» **Dataset records**
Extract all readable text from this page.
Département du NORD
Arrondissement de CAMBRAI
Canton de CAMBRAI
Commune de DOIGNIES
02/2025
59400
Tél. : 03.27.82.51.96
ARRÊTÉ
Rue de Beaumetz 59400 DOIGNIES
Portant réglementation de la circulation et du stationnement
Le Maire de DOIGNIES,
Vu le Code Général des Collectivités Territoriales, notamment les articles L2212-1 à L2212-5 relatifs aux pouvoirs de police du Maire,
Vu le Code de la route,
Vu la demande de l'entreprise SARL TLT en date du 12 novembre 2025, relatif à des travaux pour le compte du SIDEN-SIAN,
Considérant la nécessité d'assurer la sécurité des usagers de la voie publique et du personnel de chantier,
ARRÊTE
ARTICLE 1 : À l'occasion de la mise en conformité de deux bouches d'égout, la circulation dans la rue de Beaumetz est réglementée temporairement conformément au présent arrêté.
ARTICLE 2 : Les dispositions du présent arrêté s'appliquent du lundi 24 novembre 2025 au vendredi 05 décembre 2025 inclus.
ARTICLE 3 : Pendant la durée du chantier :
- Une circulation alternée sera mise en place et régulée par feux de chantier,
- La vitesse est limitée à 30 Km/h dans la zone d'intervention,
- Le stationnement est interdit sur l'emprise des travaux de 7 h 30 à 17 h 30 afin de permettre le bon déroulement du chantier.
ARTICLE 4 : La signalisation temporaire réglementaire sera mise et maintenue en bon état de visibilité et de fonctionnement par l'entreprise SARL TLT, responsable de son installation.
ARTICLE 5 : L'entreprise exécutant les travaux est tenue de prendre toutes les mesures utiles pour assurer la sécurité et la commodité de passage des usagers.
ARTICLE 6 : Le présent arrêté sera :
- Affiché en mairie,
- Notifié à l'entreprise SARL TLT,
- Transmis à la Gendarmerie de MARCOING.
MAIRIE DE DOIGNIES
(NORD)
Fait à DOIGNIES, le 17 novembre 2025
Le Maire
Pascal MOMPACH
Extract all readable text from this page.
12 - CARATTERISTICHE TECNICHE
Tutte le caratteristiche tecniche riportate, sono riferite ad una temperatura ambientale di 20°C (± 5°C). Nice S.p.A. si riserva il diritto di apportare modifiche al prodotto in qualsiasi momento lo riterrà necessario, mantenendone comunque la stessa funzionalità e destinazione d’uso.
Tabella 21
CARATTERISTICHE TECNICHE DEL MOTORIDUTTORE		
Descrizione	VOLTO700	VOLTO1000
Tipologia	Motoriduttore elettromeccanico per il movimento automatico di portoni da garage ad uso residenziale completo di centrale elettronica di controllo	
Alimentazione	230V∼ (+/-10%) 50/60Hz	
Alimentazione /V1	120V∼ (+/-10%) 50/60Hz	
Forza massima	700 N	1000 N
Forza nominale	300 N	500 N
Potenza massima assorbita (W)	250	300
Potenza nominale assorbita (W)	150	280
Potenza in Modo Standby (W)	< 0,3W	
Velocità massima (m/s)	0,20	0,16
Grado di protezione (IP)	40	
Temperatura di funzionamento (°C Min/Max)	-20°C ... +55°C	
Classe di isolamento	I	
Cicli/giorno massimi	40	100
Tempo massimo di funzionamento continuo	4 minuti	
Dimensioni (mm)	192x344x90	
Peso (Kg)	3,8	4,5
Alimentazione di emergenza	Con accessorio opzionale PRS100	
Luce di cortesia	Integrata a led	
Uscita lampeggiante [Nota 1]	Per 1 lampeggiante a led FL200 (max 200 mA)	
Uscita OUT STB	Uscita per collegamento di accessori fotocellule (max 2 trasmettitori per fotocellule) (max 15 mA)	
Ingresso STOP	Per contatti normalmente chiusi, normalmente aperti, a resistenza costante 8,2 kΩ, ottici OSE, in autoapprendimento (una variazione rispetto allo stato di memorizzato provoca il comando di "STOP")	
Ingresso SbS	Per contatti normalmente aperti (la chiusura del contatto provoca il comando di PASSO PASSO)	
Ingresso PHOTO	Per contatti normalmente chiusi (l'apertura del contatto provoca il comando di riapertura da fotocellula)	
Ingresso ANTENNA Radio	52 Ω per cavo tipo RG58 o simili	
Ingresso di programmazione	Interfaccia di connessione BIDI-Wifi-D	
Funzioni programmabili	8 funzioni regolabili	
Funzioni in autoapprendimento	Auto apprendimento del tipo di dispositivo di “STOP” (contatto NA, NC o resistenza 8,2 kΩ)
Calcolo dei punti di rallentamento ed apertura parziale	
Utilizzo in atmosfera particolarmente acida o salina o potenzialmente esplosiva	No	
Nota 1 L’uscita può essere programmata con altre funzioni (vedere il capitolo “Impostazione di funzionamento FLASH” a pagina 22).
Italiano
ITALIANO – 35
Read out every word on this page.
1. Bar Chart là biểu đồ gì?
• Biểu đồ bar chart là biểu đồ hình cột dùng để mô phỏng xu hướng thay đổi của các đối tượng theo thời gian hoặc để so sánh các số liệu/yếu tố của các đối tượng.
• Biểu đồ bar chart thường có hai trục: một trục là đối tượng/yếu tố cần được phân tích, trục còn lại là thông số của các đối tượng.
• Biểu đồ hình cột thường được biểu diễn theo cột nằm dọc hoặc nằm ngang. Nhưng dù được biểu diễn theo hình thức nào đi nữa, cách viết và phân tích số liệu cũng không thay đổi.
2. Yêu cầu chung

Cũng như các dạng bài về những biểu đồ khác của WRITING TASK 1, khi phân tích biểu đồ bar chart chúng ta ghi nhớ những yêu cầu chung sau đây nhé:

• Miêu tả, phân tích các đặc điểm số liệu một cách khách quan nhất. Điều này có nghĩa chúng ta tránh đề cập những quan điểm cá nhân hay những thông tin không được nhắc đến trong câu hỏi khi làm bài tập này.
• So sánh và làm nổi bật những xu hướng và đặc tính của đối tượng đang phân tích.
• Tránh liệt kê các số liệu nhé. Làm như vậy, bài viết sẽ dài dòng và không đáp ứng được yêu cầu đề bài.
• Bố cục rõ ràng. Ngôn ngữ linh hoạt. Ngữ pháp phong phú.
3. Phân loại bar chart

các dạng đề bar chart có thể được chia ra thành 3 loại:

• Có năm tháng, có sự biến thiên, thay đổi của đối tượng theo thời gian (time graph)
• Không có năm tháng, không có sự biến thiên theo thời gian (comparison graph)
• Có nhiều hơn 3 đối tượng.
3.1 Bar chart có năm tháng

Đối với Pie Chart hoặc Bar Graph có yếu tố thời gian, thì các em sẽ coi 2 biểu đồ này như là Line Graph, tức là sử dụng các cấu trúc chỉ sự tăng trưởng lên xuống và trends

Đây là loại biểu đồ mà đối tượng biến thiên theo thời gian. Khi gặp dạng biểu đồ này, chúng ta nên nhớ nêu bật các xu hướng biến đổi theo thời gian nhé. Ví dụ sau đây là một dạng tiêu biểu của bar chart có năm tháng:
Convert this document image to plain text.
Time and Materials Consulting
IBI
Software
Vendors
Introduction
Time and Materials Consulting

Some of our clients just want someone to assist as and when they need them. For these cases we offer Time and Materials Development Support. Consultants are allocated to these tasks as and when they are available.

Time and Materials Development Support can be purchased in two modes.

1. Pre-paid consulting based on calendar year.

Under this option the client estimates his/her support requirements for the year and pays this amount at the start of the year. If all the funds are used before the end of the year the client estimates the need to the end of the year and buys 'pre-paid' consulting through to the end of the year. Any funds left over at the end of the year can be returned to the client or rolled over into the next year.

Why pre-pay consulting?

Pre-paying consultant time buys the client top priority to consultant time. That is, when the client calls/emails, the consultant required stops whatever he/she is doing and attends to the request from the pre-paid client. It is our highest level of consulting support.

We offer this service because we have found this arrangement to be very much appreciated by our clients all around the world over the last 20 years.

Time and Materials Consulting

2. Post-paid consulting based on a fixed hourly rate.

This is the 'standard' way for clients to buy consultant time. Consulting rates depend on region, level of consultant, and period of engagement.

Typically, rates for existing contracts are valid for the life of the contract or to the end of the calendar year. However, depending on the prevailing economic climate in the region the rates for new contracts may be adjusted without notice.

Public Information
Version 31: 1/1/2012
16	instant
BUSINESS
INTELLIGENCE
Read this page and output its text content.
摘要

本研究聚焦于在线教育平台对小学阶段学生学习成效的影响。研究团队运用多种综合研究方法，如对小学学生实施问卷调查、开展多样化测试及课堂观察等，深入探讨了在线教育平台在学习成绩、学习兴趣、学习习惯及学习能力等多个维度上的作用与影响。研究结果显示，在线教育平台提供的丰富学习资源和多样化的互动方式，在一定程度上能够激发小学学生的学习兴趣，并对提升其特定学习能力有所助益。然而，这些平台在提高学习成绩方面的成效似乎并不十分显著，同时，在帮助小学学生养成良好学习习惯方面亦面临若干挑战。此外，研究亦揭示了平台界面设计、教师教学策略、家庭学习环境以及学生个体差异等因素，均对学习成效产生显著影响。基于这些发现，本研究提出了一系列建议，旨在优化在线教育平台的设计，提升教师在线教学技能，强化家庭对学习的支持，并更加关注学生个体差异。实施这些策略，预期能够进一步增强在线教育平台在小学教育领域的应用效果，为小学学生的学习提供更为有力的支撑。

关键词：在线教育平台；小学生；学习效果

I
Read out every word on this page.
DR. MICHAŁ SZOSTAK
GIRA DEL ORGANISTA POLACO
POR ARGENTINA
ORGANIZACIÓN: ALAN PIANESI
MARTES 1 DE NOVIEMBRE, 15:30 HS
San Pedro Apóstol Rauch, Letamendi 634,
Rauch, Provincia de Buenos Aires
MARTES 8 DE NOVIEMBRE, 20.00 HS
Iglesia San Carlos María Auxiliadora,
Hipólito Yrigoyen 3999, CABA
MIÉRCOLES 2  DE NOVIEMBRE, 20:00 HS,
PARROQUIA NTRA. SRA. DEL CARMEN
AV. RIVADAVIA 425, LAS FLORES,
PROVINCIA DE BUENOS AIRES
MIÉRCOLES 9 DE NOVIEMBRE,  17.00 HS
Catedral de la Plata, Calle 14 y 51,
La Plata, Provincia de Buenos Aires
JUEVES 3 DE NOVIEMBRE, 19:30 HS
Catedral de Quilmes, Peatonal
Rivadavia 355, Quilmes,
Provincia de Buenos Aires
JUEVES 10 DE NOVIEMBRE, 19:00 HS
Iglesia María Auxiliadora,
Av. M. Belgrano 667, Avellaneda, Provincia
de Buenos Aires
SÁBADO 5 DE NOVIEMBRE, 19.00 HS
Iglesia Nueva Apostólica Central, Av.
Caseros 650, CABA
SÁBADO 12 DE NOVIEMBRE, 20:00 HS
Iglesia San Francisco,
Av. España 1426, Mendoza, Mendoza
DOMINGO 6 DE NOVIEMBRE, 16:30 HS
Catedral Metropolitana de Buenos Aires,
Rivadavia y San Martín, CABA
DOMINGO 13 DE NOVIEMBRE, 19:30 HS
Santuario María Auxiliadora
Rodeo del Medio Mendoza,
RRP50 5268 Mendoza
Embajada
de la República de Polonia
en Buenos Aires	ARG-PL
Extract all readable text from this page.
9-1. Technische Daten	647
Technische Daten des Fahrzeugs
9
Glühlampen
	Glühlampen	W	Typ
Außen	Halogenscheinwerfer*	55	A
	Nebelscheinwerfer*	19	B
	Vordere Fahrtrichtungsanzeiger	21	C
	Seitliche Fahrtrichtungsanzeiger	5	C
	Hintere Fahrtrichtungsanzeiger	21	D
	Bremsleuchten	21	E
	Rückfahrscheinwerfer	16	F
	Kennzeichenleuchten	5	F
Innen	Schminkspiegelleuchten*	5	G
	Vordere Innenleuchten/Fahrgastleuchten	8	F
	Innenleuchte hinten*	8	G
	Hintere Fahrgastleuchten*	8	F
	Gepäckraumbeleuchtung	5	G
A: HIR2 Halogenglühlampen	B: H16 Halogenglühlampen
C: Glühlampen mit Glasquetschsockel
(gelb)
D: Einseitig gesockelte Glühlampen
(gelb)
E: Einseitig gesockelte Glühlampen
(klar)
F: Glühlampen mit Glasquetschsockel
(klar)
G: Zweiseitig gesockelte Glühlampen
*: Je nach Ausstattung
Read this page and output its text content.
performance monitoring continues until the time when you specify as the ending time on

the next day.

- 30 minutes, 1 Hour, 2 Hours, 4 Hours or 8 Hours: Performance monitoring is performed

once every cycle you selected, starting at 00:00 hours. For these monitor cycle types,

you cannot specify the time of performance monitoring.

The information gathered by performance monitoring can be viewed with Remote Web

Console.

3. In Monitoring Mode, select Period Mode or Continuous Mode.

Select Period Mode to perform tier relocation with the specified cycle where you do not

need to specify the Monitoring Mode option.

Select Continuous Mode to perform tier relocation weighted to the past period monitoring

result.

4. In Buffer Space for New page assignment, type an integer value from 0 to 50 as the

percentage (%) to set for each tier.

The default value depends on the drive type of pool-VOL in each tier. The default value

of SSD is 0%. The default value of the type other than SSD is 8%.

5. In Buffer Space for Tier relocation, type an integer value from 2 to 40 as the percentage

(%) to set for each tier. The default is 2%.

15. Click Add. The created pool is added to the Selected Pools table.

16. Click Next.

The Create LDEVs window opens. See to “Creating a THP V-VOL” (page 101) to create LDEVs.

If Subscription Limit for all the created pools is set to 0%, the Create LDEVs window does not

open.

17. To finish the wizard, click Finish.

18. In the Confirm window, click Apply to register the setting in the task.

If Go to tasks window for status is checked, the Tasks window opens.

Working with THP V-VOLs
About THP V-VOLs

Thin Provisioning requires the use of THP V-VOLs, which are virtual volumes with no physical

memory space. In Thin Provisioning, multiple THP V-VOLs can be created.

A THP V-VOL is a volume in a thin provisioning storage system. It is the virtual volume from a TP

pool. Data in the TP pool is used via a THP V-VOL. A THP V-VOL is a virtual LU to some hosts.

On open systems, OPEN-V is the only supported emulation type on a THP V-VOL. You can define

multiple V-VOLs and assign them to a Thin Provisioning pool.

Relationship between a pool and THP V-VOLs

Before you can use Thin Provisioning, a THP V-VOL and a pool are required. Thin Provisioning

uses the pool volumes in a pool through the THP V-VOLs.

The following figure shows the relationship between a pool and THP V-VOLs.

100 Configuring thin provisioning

» **Aim**
Give the number of lines that carry the word "hình", with nothing added.

» **The reply**
2